## Exercise description
List each line of the data that holds the word "soft".

## Exercise materials
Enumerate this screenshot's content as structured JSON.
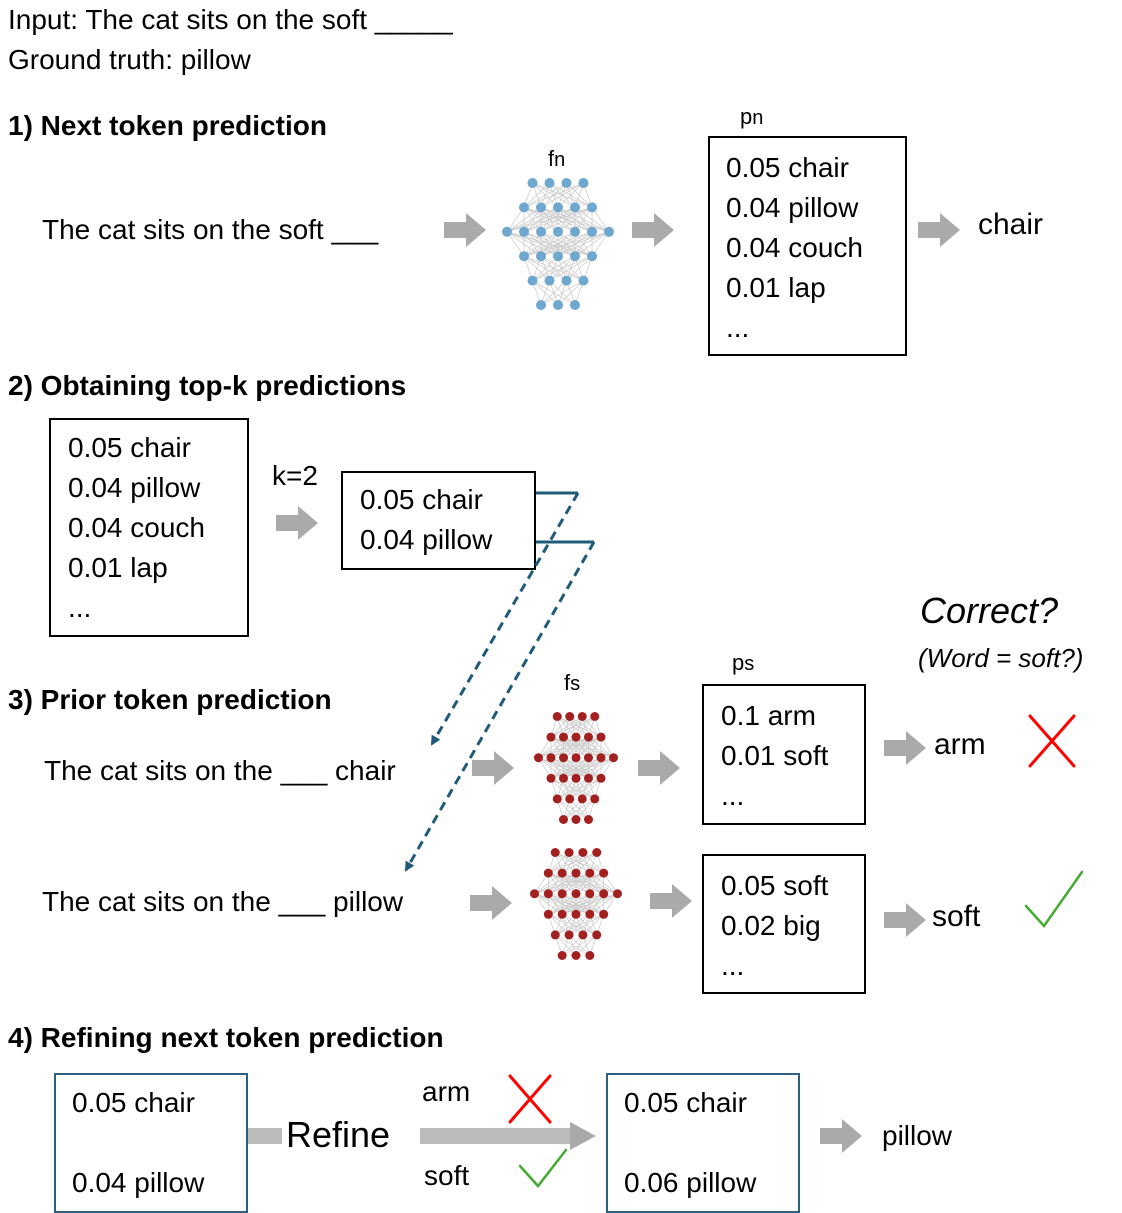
{
  "header": {
    "input": "Input: The cat sits on the soft _____",
    "ground_truth": "Ground truth: pillow"
  },
  "step1": {
    "heading": "1) Next token prediction",
    "sentence": "The cat sits on the soft ___",
    "model_label": "f",
    "model_sub": "n",
    "dist_label": "p",
    "dist_sub": "n",
    "dist": [
      "0.05 chair",
      "0.04 pillow",
      "0.04 couch",
      "0.01 lap",
      "..."
    ],
    "output": "chair"
  },
  "step2": {
    "heading": "2) Obtaining top-k predictions",
    "dist": [
      "0.05 chair",
      "0.04 pillow",
      "0.04 couch",
      "0.01 lap",
      "..."
    ],
    "k_label": "k=2",
    "topk": [
      "0.05 chair",
      "0.04 pillow"
    ]
  },
  "step3": {
    "heading": "3) Prior token prediction",
    "question": "Correct?",
    "question_sub": "(Word = soft?)",
    "model_label": "f",
    "model_sub": "s",
    "dist_label": "p",
    "dist_sub": "s",
    "row1": {
      "sentence": "The cat sits on the  ___ chair",
      "dist": [
        "0.1 arm",
        "0.01 soft",
        "..."
      ],
      "output": "arm",
      "verdict": "incorrect"
    },
    "row2": {
      "sentence": "The cat sits on the ___ pillow",
      "dist": [
        "0.05 soft",
        "0.02 big",
        "..."
      ],
      "output": "soft",
      "verdict": "correct"
    }
  },
  "step4": {
    "heading": "4) Refining next token prediction",
    "before": [
      "0.05 chair",
      "0.04 pillow"
    ],
    "refine_label": "Refine",
    "wrong_word": "arm",
    "right_word": "soft",
    "after": [
      "0.05 chair",
      "0.06 pillow"
    ],
    "output": "pillow"
  },
  "colors": {
    "arrow": "#aaaaaa",
    "link": "#1f5a78",
    "net_blue": "#6fa8cf",
    "net_red": "#a32020",
    "cross": "#ff0000",
    "check": "#44aa33",
    "box_blue": "#2e5f7e"
  }
}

## Complete response
    "input": "Input: The cat sits on the soft _____",
    "sentence": "The cat sits on the soft ___",
    "question_sub": "(Word = soft?)",
        "0.01 soft",
        "0.05 soft",
      "output": "soft",
    "right_word": "soft",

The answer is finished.